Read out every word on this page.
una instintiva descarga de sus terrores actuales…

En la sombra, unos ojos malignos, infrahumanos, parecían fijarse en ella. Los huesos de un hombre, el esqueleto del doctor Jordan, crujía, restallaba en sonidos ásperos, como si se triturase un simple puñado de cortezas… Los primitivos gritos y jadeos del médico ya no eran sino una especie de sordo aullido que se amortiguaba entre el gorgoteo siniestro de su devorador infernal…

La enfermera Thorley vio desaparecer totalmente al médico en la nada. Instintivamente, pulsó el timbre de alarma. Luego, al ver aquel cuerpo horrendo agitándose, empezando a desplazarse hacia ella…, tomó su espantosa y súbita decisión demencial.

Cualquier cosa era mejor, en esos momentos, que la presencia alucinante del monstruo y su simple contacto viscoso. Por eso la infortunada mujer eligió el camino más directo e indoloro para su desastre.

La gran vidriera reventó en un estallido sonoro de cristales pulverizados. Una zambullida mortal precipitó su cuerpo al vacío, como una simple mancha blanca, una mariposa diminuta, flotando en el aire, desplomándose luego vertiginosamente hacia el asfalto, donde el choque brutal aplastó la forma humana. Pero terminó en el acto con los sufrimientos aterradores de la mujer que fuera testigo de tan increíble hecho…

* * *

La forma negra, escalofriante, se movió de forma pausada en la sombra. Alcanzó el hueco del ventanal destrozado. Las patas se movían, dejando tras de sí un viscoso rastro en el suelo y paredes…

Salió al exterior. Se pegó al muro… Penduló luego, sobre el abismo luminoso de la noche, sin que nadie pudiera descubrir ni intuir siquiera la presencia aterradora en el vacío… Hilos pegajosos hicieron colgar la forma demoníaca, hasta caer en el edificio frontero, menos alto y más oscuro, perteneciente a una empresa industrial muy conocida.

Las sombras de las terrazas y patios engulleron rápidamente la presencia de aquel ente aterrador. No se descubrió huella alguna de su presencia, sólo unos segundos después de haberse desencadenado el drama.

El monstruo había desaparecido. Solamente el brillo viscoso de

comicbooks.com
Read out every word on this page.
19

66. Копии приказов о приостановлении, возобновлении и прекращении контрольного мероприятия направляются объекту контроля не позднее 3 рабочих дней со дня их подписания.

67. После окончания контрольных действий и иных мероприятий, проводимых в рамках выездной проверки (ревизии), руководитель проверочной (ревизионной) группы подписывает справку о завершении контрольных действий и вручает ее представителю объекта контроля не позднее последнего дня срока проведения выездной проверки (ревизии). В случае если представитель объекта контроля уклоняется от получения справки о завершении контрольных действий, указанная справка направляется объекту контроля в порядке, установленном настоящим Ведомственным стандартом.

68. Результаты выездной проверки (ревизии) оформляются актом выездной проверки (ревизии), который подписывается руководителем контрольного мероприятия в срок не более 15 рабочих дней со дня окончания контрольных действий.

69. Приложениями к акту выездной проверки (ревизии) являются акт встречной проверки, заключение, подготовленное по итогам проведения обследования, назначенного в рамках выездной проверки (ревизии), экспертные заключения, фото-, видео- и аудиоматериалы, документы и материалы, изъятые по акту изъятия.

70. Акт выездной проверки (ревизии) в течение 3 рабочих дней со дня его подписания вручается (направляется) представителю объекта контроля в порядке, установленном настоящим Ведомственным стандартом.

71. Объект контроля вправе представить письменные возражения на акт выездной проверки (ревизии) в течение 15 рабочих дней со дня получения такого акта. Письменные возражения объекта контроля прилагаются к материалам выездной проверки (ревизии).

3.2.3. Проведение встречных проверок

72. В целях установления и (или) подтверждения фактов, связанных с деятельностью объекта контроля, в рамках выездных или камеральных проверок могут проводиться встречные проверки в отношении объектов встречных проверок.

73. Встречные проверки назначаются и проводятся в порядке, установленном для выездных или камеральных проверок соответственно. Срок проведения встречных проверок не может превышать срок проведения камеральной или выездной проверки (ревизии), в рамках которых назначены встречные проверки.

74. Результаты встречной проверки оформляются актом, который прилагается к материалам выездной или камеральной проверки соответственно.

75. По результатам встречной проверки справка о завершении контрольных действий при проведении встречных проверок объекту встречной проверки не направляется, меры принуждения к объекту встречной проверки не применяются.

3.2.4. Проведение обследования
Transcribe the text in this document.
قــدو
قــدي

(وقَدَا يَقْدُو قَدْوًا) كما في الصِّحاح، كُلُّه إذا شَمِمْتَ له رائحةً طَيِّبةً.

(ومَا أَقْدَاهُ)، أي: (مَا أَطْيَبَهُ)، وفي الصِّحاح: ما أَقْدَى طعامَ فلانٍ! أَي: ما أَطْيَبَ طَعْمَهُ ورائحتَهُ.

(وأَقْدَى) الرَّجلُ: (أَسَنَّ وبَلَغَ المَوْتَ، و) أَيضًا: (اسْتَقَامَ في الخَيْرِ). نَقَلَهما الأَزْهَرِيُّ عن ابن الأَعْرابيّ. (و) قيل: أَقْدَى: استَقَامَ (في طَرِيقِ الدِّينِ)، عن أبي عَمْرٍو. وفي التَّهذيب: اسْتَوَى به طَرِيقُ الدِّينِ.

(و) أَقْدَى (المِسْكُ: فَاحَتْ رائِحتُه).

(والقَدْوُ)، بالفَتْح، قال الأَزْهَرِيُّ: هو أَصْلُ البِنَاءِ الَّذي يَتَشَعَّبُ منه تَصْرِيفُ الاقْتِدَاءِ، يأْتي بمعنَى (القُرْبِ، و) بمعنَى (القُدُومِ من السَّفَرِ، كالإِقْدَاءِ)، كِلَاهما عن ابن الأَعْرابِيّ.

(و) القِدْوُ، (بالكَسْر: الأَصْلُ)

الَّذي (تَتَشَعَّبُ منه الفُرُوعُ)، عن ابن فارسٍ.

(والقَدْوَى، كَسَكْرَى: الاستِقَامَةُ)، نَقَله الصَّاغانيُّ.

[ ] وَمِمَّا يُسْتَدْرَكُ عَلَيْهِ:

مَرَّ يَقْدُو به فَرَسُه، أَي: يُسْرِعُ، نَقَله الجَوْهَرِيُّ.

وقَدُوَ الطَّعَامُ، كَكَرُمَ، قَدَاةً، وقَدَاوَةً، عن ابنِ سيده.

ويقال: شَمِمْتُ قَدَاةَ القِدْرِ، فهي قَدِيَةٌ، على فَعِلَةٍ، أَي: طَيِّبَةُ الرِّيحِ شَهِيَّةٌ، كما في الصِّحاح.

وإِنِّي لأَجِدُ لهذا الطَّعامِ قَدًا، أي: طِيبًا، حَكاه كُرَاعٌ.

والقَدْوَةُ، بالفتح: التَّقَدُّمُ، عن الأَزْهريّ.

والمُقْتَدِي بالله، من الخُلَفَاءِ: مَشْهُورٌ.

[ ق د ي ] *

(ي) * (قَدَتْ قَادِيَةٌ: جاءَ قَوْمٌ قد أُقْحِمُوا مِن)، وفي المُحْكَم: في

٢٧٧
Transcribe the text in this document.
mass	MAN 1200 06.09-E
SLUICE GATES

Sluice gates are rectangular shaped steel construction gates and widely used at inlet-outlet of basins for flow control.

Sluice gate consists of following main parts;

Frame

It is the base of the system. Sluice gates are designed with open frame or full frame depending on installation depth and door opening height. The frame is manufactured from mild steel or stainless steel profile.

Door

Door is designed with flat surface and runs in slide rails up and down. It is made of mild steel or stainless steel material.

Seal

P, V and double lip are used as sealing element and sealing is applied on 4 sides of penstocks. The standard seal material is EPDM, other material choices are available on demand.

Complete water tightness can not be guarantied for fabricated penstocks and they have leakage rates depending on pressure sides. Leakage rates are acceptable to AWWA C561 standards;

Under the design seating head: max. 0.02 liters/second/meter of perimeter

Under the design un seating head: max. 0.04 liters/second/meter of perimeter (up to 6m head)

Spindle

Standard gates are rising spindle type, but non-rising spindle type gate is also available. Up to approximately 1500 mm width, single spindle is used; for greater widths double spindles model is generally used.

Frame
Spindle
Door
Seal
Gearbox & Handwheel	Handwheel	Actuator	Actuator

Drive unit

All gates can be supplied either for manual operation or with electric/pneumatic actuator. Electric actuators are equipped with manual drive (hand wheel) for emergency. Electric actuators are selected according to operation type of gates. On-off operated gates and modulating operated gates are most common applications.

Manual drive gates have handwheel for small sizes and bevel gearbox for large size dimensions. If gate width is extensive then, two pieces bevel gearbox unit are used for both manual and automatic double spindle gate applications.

▸ **AIM**
Extract from the data every line where "perimeter" shows up.

▸ **RESULT OF THE EXERCISE**
Under the design seating head: max. 0.02 liters/second/meter of perimeter
Under the design un seating head: max. 0.04 liters/second/meter of perimeter (up to 6m head)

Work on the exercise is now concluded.